Texte de lecture
Aprés l’Institut du monde arabe à Paris, le Centre de la Vieille Charité à Marseille, montre pour la première fois pour ce qui concerne Baya, une quarantaine de ses « premiers dessins » de 1944-45, toutes les gouaches des Contes de Baya, des documents inédits, une vaste sélection de ses peintures et sculptures de 1946 à 1998 .
La femme et l’enfant, le jardin (métaphore du paradis dans l’islam), la huppe-paon (quelquefois noire), les oiseaux dans le ciel , des robes aux couleurs vives avec des signes berbères tels que le cercle, triangle, croix et des feuilles de palmier à foison sous l’oeil stylisé cerné de noir, après 1947 , rappelle l’oeil des fresques égyptiennes ou les miniatures persanes . Baya a le sentiment de peindre sa mère à travers toutes ces femmes aux longs cheveux noirs qui peuplent ses oeuvres, cette mère dont elle a adopté le prénom à sa mort pour signer ses tableaux .
L’ensemble est peint chez Marguerite Carminat et plus tard dans un atelier qui jouxte sa cuisine à Blida et un jardin remplis de roses, d’hortensias, de citronnier, de cognassier et d’oranger . Les formats sont petits pendant des années, puis plus grand sur la pression des galeries probablement . La période de 1947 est une période importante de créativité pour Baya , puis celle de 1963où Jean de Maisonseul prend la direction du musée des Beaux arts et organise la première expositions avec des artistes algériens .

Lignes extraites
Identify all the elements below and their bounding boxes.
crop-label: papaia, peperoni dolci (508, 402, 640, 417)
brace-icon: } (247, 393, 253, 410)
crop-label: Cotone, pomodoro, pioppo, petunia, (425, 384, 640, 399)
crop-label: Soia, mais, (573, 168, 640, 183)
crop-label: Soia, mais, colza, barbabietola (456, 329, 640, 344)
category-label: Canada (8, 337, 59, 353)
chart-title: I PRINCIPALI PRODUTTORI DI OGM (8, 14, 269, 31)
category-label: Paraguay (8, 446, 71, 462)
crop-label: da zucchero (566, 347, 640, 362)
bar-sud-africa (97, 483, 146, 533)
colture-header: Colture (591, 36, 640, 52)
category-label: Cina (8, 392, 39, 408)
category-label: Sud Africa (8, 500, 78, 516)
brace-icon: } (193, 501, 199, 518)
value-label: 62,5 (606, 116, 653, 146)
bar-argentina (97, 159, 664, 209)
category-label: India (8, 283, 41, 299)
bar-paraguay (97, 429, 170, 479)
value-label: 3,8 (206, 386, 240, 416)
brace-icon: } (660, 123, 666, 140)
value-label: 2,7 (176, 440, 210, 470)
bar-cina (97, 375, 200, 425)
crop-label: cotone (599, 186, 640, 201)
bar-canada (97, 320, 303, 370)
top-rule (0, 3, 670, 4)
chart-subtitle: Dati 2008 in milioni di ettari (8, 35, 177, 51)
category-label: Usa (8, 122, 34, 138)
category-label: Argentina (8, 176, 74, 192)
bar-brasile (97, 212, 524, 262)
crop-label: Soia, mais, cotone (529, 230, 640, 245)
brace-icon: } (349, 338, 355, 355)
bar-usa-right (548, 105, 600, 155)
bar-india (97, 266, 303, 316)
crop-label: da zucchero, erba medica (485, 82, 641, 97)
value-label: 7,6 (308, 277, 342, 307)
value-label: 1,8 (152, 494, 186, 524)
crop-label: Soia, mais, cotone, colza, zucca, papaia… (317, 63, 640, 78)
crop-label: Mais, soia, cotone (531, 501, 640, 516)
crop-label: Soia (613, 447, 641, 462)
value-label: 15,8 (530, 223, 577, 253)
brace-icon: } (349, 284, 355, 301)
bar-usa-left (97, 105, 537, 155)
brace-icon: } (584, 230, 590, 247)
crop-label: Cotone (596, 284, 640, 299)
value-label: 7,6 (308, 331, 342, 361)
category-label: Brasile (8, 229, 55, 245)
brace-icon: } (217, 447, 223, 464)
* * *
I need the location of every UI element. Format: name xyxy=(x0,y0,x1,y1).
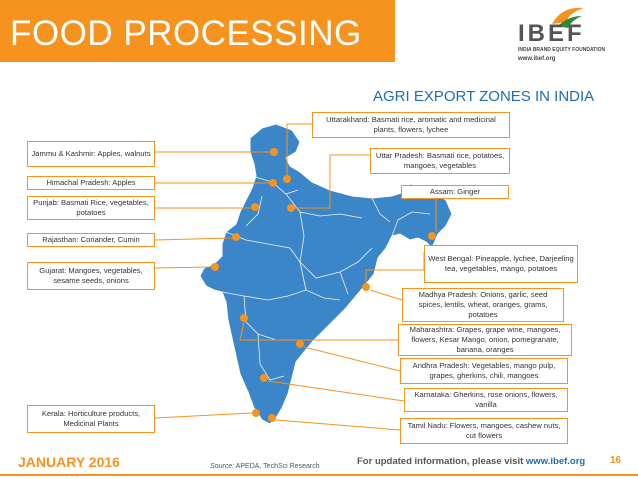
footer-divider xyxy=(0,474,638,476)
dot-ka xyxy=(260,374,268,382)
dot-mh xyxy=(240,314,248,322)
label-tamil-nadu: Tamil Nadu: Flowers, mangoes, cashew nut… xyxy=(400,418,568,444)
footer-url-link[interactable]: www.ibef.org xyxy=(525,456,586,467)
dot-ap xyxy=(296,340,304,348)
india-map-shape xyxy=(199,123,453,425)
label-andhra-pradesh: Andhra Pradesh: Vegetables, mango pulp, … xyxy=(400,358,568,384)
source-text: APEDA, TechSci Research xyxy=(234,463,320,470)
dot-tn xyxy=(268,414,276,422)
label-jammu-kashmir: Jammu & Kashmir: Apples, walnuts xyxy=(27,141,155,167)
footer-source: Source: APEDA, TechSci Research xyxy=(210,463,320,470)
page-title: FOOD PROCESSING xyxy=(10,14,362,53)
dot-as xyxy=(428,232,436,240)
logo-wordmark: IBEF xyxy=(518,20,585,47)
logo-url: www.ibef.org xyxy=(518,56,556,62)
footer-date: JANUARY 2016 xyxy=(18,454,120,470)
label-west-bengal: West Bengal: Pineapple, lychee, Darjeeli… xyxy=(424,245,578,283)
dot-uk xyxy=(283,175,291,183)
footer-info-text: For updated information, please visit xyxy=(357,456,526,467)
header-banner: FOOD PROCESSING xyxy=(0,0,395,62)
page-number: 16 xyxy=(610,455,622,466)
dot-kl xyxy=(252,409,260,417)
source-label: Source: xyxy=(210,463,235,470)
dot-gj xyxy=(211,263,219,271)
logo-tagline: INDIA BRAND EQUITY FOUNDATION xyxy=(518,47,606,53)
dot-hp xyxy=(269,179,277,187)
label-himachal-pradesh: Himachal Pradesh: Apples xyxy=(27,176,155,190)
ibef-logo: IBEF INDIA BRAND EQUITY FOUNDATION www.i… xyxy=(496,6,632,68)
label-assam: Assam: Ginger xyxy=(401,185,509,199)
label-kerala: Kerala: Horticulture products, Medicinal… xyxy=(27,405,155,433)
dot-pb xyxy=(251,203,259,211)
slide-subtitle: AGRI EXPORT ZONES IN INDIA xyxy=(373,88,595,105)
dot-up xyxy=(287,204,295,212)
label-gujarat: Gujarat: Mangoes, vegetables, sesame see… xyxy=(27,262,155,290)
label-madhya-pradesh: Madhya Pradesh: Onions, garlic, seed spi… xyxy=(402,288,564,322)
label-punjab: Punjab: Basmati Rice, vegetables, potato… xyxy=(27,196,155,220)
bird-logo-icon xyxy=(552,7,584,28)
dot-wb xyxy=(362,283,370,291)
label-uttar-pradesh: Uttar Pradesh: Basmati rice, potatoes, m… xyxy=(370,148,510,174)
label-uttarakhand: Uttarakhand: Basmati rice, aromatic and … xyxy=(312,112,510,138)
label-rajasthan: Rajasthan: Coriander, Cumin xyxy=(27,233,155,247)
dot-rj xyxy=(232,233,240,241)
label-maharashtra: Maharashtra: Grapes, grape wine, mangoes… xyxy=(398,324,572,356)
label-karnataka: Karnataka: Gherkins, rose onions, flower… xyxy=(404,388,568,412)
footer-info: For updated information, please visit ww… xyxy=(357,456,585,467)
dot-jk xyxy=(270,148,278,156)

Consignes de l'exercice
Relevez dans le texte de lecture toutes les plantes qui remplissent le jardin évoqué avec l'atelier de Blida.

Résultat de l'exercice
roses, hortensias, citronnier, cognassier, oranger